== What you should do ==
Copy out, word for word, the passage of the sermon below that starts at "And yes, of" and stops after "of human religion.".

---- Text provided

Posted by on Sunday, March 3rd, 2019 in Minister

Readings, March 3, 2019 © Scott McAndless
Exodus 34:29-35, Psalm 99:1-9, 2 Corinthians 3:12-4:2, Luke 9:28-36
I
 have been there. There have been moments in my life when I can truly say that I went where Moses went – into the very presence of God. Oh, not literally the same place that Moses went and maybe not in the presence of God in exactly the same way but, yes, there are moments that I can point to when I had absolutely no doubt and no other way to explain it than to say that I had just experienced God. Sometimes it has happened in subtle ways that nobody would have even noticed who was around me. Sometimes it has come while interpreting scripture and when I saw a special connection or deeper understanding that I knew I could not have found by myself – the spirit of God must have been operating within me.
      Other moments have been more dramatic. I will never forget the time, for example, when I was literally out of money. I didn’t tell anyone but I didn’t know how I was going to get my next meal. And yet, in that moment, I impulsively chose to make a donation of my last five dollars to a worthy offering that was being taken. It was an act of faith and trust that was perhaps foolish, but I did it. I still do not know to this day how a twenty dollar bill ended up in my mailbox the following morning. Surely God had given someone a little nudge.
      And yes, of course, there have also been those moments of greatest drama when, in the midst of worship or in the midst of a crisis I just knew. Every fibre of my being just reoriented to the certainty that I was in the presence of someone far beyond my understanding.
      I have experienced the presence of God. I imagine that many of you have had such moments as well. Now, since such things are personal experiences, they are usually not shared. For that reason, I cannot really use my personal experiences to prove to you that God exists. Spiritual experience is not about proof. It does, however, play an important part in the formation and forms of human religion.

--------
---- Provided records

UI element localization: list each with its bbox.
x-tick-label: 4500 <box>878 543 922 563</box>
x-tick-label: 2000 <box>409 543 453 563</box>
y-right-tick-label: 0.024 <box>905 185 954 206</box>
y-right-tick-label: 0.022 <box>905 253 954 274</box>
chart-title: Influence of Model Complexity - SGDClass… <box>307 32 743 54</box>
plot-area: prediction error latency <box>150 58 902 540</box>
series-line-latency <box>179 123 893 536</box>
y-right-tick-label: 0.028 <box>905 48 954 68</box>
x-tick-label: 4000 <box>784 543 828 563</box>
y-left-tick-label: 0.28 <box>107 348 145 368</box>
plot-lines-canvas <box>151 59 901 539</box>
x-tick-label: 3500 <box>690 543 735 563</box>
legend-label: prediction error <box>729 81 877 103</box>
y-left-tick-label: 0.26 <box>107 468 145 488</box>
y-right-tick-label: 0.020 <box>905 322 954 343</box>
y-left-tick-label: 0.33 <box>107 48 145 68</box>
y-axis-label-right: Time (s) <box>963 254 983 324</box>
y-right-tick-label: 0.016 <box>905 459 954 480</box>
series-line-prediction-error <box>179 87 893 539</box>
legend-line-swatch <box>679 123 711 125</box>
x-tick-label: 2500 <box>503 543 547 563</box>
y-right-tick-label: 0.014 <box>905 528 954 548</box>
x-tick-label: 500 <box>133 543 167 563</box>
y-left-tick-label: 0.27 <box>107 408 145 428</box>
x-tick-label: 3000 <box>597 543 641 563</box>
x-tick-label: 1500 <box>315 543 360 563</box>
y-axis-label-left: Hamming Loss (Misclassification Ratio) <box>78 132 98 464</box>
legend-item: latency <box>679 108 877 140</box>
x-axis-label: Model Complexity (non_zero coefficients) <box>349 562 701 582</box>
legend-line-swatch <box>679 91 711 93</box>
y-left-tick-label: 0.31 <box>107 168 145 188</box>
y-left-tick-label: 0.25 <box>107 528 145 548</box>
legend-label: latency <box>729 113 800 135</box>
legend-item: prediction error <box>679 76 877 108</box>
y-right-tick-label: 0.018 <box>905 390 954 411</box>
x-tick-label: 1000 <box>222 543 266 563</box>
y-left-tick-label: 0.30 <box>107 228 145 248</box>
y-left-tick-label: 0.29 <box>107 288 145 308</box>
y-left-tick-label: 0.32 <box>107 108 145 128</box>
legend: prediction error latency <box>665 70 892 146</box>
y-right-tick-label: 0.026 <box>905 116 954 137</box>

--------

== Output for this exercise ==
And yes, of course, there have also been those moments of greatest drama when, in the midst of worship or in the midst of a crisis I just knew. Every fibre of my being just reoriented to the certainty that I was in the presence of someone far beyond my understanding.
      I have experienced the presence of God. I imagine that many of you have had such moments as well. Now, since such things are personal experiences, they are usually not shared. For that reason, I cannot really use my personal experiences to prove to you that God exists. Spiritual experience is not about proof. It does, however, play an important part in the formation and forms of human religion.